Records from a collection of figures:

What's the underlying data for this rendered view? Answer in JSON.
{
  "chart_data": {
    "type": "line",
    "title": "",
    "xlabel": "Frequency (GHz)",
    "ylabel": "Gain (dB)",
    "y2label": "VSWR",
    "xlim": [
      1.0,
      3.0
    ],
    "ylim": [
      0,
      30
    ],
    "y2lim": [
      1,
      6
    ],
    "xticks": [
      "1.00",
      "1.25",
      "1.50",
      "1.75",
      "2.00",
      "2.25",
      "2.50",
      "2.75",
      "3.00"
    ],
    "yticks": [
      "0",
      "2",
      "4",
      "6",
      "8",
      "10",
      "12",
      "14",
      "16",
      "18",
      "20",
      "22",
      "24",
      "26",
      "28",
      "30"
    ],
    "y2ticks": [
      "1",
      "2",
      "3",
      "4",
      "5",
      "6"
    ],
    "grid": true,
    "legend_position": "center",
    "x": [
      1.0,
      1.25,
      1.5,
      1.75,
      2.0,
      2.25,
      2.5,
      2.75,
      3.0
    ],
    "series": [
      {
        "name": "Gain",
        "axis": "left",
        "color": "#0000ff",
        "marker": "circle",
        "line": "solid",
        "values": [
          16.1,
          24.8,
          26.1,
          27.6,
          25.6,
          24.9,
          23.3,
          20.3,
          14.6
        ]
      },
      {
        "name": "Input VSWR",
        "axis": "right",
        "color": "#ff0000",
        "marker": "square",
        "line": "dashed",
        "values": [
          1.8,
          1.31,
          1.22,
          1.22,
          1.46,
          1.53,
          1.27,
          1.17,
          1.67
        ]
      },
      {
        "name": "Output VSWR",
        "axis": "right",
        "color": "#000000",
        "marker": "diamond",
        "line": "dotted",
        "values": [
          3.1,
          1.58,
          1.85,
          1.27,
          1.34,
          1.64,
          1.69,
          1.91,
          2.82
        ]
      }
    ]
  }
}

• Task to carry out: Copy out the whole listing exactly; please set it all down.

• Task solution:
What's the underlying data for this rendered view? Answer in JSON.
{
  "chart_data": {
    "type": "line",
    "title": "",
    "xlabel": "Frequency (GHz)",
    "ylabel": "Gain (dB)",
    "y2label": "VSWR",
    "xlim": [
      1.0,
      3.0
    ],
    "ylim": [
      0,
      30
    ],
    "y2lim": [
      1,
      6
    ],
    "xticks": [
      "1.00",
      "1.25",
      "1.50",
      "1.75",
      "2.00",
      "2.25",
      "2.50",
      "2.75",
      "3.00"
    ],
    "yticks": [
      "0",
      "2",
      "4",
      "6",
      "8",
      "10",
      "12",
      "14",
      "16",
      "18",
      "20",
      "22",
      "24",
      "26",
      "28",
      "30"
    ],
    "y2ticks": [
      "1",
      "2",
      "3",
      "4",
      "5",
      "6"
    ],
    "grid": true,
    "legend_position": "center",
    "x": [
      1.0,
      1.25,
      1.5,
      1.75,
      2.0,
      2.25,
      2.5,
      2.75,
      3.0
    ],
    "series": [
      {
        "name": "Gain",
        "axis": "left",
        "color": "#0000ff",
        "marker": "circle",
        "line": "solid",
        "values": [
          16.1,
          24.8,
          26.1,
          27.6,
          25.6,
          24.9,
          23.3,
          20.3,
          14.6
        ]
      },
      {
        "name": "Input VSWR",
        "axis": "right",
        "color": "#ff0000",
        "marker": "square",
        "line": "dashed",
        "values": [
          1.8,
          1.31,
          1.22,
          1.22,
          1.46,
          1.53,
          1.27,
          1.17,
          1.67
        ]
      },
      {
        "name": "Output VSWR",
        "axis": "right",
        "color": "#000000",
        "marker": "diamond",
        "line": "dotted",
        "values": [
          3.1,
          1.58,
          1.85,
          1.27,
          1.34,
          1.64,
          1.69,
          1.91,
          2.82
        ]
      }
    ]
  }
}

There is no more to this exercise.